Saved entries
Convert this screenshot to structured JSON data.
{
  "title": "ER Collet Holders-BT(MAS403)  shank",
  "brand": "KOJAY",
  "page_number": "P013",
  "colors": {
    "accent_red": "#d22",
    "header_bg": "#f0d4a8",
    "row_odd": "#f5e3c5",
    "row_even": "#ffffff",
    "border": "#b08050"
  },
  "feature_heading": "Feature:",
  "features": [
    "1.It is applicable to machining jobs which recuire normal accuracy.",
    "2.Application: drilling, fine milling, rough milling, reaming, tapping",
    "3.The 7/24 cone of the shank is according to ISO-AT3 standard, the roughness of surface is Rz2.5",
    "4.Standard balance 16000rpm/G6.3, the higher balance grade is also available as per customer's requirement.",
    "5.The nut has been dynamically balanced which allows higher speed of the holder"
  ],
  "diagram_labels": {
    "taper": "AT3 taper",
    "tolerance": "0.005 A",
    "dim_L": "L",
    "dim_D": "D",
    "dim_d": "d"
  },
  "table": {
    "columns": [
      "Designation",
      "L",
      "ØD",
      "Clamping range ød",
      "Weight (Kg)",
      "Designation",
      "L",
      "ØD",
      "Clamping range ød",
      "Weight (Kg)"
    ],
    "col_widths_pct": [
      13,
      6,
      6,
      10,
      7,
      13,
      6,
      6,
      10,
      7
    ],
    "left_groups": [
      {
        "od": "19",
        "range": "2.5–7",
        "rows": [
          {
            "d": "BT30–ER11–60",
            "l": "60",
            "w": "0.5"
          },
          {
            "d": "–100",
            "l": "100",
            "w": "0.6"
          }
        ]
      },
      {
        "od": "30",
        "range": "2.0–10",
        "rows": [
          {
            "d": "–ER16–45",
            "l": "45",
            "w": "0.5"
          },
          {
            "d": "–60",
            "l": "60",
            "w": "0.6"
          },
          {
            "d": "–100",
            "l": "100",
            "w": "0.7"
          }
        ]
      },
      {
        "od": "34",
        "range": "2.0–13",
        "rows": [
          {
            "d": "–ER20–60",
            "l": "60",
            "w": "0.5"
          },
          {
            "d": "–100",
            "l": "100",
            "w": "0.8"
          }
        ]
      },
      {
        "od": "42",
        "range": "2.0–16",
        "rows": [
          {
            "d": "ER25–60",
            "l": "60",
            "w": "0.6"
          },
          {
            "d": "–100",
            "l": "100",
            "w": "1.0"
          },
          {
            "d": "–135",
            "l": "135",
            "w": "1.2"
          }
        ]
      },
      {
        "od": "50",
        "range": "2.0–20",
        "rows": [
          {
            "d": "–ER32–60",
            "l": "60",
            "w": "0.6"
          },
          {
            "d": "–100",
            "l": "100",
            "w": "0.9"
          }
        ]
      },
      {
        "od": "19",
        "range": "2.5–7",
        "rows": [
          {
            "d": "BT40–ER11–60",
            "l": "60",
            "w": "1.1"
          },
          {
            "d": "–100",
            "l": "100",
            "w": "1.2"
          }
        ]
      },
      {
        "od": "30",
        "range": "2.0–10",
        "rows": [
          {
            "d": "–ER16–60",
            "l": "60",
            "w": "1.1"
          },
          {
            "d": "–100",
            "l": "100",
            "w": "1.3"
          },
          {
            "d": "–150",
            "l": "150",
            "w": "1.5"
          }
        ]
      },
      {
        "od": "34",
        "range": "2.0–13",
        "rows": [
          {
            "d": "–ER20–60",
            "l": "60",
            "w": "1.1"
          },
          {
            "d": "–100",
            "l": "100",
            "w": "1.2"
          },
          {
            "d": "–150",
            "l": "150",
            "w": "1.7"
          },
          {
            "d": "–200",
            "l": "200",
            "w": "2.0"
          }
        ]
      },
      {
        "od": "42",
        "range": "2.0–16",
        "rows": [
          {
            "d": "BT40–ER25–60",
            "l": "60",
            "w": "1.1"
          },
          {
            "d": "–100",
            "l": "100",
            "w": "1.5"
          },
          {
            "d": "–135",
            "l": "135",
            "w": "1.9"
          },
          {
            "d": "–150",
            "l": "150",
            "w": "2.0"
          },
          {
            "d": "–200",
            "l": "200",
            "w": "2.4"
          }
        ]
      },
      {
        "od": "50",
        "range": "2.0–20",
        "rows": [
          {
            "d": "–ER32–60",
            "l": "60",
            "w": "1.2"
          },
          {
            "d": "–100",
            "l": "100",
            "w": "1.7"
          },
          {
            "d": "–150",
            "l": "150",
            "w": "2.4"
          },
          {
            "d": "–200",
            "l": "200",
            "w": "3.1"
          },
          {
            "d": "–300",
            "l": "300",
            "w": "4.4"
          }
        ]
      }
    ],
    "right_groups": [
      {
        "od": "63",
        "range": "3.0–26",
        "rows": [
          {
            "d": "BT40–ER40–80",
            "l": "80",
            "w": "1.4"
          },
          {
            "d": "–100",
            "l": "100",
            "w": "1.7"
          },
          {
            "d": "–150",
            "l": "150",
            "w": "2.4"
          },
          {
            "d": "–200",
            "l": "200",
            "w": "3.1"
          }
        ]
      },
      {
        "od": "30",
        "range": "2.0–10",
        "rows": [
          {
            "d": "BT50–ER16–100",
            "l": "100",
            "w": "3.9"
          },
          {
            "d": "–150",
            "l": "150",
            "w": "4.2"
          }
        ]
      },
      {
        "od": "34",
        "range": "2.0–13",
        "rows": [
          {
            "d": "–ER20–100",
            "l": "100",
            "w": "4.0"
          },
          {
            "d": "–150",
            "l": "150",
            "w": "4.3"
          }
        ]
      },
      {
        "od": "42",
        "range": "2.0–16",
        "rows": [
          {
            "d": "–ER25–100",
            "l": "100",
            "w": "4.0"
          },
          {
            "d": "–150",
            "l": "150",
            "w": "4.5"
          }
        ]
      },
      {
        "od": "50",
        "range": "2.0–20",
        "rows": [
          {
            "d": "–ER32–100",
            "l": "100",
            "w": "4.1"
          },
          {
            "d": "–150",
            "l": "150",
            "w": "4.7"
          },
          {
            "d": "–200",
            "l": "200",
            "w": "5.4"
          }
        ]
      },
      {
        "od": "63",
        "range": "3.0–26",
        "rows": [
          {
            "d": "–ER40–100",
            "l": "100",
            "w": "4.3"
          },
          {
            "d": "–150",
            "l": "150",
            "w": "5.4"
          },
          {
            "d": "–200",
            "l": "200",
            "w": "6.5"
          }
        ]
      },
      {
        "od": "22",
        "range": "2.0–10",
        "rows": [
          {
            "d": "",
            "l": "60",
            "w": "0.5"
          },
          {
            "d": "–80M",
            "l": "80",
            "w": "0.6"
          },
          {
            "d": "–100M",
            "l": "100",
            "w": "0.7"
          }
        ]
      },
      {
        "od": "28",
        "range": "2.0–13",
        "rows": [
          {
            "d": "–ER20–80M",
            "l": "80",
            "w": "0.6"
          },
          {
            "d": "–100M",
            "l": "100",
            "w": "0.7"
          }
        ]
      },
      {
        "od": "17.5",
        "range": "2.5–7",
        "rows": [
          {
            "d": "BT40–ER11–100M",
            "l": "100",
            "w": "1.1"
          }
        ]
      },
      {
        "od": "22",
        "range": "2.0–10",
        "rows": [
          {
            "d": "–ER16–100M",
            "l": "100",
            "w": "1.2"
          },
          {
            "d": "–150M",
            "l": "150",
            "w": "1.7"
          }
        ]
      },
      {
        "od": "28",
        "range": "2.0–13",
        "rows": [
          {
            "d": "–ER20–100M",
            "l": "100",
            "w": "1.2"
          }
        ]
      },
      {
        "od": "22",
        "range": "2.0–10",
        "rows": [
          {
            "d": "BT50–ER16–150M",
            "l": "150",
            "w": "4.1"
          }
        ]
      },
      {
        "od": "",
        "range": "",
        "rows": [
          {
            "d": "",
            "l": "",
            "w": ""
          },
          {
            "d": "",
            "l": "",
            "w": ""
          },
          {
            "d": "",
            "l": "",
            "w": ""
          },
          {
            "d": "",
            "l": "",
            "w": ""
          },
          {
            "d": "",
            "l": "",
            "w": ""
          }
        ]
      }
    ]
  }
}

• GIVEN PROBLEM: Among the lines above, determine how many hold the word "shank"; report the figure alone.

• WRITTEN ANSWER: 2